* _What is needed_
List each line of the data that holds the word "label".

* _Dataset entries on figures_
★ ★ ★ ★ ★ ★ ★
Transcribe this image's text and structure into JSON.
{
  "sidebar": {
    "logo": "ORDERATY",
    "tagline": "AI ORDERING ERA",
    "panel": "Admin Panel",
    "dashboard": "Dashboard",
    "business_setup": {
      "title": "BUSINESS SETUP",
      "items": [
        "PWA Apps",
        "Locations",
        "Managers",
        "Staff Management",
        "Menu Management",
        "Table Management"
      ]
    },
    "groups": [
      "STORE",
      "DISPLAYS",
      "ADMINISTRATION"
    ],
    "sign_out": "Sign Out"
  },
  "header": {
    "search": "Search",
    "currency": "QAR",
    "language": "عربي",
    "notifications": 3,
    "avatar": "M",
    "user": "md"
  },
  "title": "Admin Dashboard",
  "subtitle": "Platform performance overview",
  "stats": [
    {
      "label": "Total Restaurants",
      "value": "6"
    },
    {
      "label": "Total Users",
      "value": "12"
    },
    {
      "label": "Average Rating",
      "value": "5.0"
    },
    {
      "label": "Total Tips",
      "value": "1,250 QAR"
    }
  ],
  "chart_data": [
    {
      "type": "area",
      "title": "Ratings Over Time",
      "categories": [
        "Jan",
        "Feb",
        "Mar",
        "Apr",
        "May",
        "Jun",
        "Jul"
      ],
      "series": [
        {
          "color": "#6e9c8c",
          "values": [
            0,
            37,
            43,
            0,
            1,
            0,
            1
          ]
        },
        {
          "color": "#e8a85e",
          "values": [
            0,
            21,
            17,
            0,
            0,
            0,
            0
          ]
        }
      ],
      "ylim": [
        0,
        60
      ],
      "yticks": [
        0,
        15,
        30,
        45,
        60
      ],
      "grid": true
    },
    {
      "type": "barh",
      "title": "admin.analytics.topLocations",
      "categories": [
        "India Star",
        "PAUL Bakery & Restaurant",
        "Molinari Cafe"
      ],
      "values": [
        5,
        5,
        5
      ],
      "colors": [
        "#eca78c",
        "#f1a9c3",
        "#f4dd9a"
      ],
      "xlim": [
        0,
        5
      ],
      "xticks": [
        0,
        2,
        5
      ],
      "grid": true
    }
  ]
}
★ ★ ★ ★ ★ ★ ★
* _Finished exercise_
      "label": "Total Restaurants",
      "label": "Total Users",
      "label": "Average Rating",
      "label": "Total Tips",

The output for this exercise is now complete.